Set all the material down again unchanged, without the pictures.
====== Records to process ======
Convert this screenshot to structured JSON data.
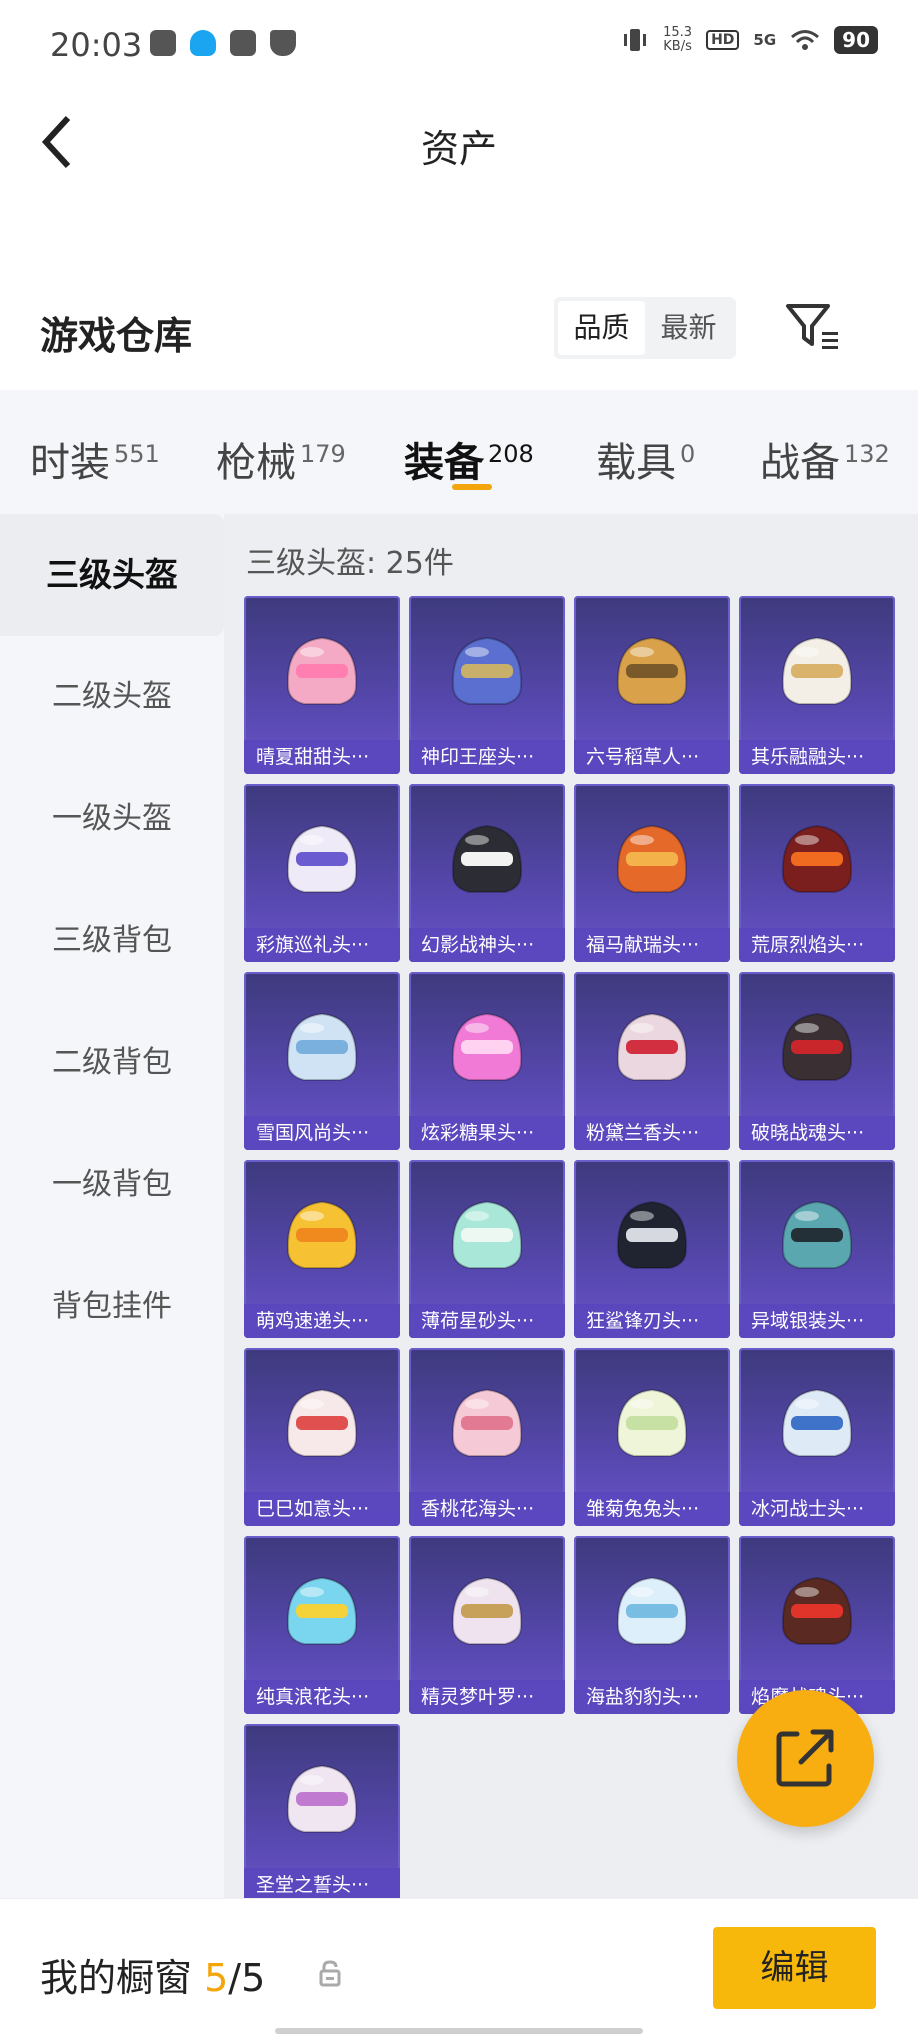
{
  "status": {
    "time": "20:03",
    "speed_value": "15.3",
    "speed_unit": "KB/s",
    "hd": "HD",
    "net": "5G",
    "battery": "90"
  },
  "header": {
    "title": "资产"
  },
  "warehouse": {
    "title": "游戏仓库",
    "sort_options": [
      "品质",
      "最新"
    ]
  },
  "tabs": [
    {
      "label": "时装",
      "count": "551"
    },
    {
      "label": "枪械",
      "count": "179"
    },
    {
      "label": "装备",
      "count": "208"
    },
    {
      "label": "载具",
      "count": "0"
    },
    {
      "label": "战备",
      "count": "132"
    }
  ],
  "sidebar": {
    "items": [
      "三级头盔",
      "二级头盔",
      "一级头盔",
      "三级背包",
      "二级背包",
      "一级背包",
      "背包挂件"
    ]
  },
  "content": {
    "count_label": "三级头盔: 25件",
    "items": [
      {
        "name": "晴夏甜甜头···",
        "color": "#f4a9c4",
        "accent": "#ff7fb0"
      },
      {
        "name": "神印王座头···",
        "color": "#5a6fd0",
        "accent": "#c9b06a"
      },
      {
        "name": "六号稻草人···",
        "color": "#d9a24a",
        "accent": "#7a5a2b"
      },
      {
        "name": "其乐融融头···",
        "color": "#f3efe6",
        "accent": "#d9b36b"
      },
      {
        "name": "彩旗巡礼头···",
        "color": "#efeaf7",
        "accent": "#6b5bd0"
      },
      {
        "name": "幻影战神头···",
        "color": "#2c2c34",
        "accent": "#f2f2f2"
      },
      {
        "name": "福马献瑞头···",
        "color": "#e56a2a",
        "accent": "#f4b34a"
      },
      {
        "name": "荒原烈焰头···",
        "color": "#7a1e1e",
        "accent": "#f06a20"
      },
      {
        "name": "雪国风尚头···",
        "color": "#cfe3f4",
        "accent": "#7ab0de"
      },
      {
        "name": "炫彩糖果头···",
        "color": "#f07ad6",
        "accent": "#ffd2f2"
      },
      {
        "name": "粉黛兰香头···",
        "color": "#ead7df",
        "accent": "#d23040"
      },
      {
        "name": "破晓战魂头···",
        "color": "#3a3034",
        "accent": "#c9262c"
      },
      {
        "name": "萌鸡速递头···",
        "color": "#f6c233",
        "accent": "#f08a1f"
      },
      {
        "name": "薄荷星砂头···",
        "color": "#a9e8d8",
        "accent": "#eef8f2"
      },
      {
        "name": "狂鲨锋刃头···",
        "color": "#1f2430",
        "accent": "#d7d9e0"
      },
      {
        "name": "异域银装头···",
        "color": "#5aa7b0",
        "accent": "#233038"
      },
      {
        "name": "巳巳如意头···",
        "color": "#f7e9e9",
        "accent": "#e0504f"
      },
      {
        "name": "香桃花海头···",
        "color": "#f6c9d6",
        "accent": "#e27a93"
      },
      {
        "name": "雏菊兔兔头···",
        "color": "#eef5d8",
        "accent": "#c7e0a3"
      },
      {
        "name": "冰河战士头···",
        "color": "#dfeaf7",
        "accent": "#3f73c9"
      },
      {
        "name": "纯真浪花头···",
        "color": "#7ad6ef",
        "accent": "#f4d23a"
      },
      {
        "name": "精灵梦叶罗···",
        "color": "#efe3ef",
        "accent": "#c7a05a"
      },
      {
        "name": "海盐豹豹头···",
        "color": "#dceffa",
        "accent": "#7abde3"
      },
      {
        "name": "焰魔战魂头···",
        "color": "#5a2a22",
        "accent": "#e0332a"
      },
      {
        "name": "圣堂之誓头···",
        "color": "#efe6f2",
        "accent": "#c07ad0"
      }
    ]
  },
  "bottom": {
    "label": "我的橱窗",
    "used": "5",
    "separator": "/",
    "total": "5",
    "edit_label": "编辑"
  },
  "colors": {
    "accent": "#f3a60b",
    "card_bg": "#4b3f9b",
    "edit_button": "#f7b80b"
  }
}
======
*Response for this exercise*.
Convert this screenshot to structured JSON data.
{
  "status": {
    "time": "20:03",
    "speed_value": "15.3",
    "speed_unit": "KB/s",
    "hd": "HD",
    "net": "5G",
    "battery": "90"
  },
  "header": {
    "title": "资产"
  },
  "warehouse": {
    "title": "游戏仓库",
    "sort_options": [
      "品质",
      "最新"
    ]
  },
  "tabs": [
    {
      "label": "时装",
      "count": "551"
    },
    {
      "label": "枪械",
      "count": "179"
    },
    {
      "label": "装备",
      "count": "208"
    },
    {
      "label": "载具",
      "count": "0"
    },
    {
      "label": "战备",
      "count": "132"
    }
  ],
  "sidebar": {
    "items": [
      "三级头盔",
      "二级头盔",
      "一级头盔",
      "三级背包",
      "二级背包",
      "一级背包",
      "背包挂件"
    ]
  },
  "content": {
    "count_label": "三级头盔: 25件",
    "items": [
      {
        "name": "晴夏甜甜头···",
        "color": "#f4a9c4",
        "accent": "#ff7fb0"
      },
      {
        "name": "神印王座头···",
        "color": "#5a6fd0",
        "accent": "#c9b06a"
      },
      {
        "name": "六号稻草人···",
        "color": "#d9a24a",
        "accent": "#7a5a2b"
      },
      {
        "name": "其乐融融头···",
        "color": "#f3efe6",
        "accent": "#d9b36b"
      },
      {
        "name": "彩旗巡礼头···",
        "color": "#efeaf7",
        "accent": "#6b5bd0"
      },
      {
        "name": "幻影战神头···",
        "color": "#2c2c34",
        "accent": "#f2f2f2"
      },
      {
        "name": "福马献瑞头···",
        "color": "#e56a2a",
        "accent": "#f4b34a"
      },
      {
        "name": "荒原烈焰头···",
        "color": "#7a1e1e",
        "accent": "#f06a20"
      },
      {
        "name": "雪国风尚头···",
        "color": "#cfe3f4",
        "accent": "#7ab0de"
      },
      {
        "name": "炫彩糖果头···",
        "color": "#f07ad6",
        "accent": "#ffd2f2"
      },
      {
        "name": "粉黛兰香头···",
        "color": "#ead7df",
        "accent": "#d23040"
      },
      {
        "name": "破晓战魂头···",
        "color": "#3a3034",
        "accent": "#c9262c"
      },
      {
        "name": "萌鸡速递头···",
        "color": "#f6c233",
        "accent": "#f08a1f"
      },
      {
        "name": "薄荷星砂头···",
        "color": "#a9e8d8",
        "accent": "#eef8f2"
      },
      {
        "name": "狂鲨锋刃头···",
        "color": "#1f2430",
        "accent": "#d7d9e0"
      },
      {
        "name": "异域银装头···",
        "color": "#5aa7b0",
        "accent": "#233038"
      },
      {
        "name": "巳巳如意头···",
        "color": "#f7e9e9",
        "accent": "#e0504f"
      },
      {
        "name": "香桃花海头···",
        "color": "#f6c9d6",
        "accent": "#e27a93"
      },
      {
        "name": "雏菊兔兔头···",
        "color": "#eef5d8",
        "accent": "#c7e0a3"
      },
      {
        "name": "冰河战士头···",
        "color": "#dfeaf7",
        "accent": "#3f73c9"
      },
      {
        "name": "纯真浪花头···",
        "color": "#7ad6ef",
        "accent": "#f4d23a"
      },
      {
        "name": "精灵梦叶罗···",
        "color": "#efe3ef",
        "accent": "#c7a05a"
      },
      {
        "name": "海盐豹豹头···",
        "color": "#dceffa",
        "accent": "#7abde3"
      },
      {
        "name": "焰魔战魂头···",
        "color": "#5a2a22",
        "accent": "#e0332a"
      },
      {
        "name": "圣堂之誓头···",
        "color": "#efe6f2",
        "accent": "#c07ad0"
      }
    ]
  },
  "bottom": {
    "label": "我的橱窗",
    "used": "5",
    "separator": "/",
    "total": "5",
    "edit_label": "编辑"
  },
  "colors": {
    "accent": "#f3a60b",
    "card_bg": "#4b3f9b",
    "edit_button": "#f7b80b"
  }
}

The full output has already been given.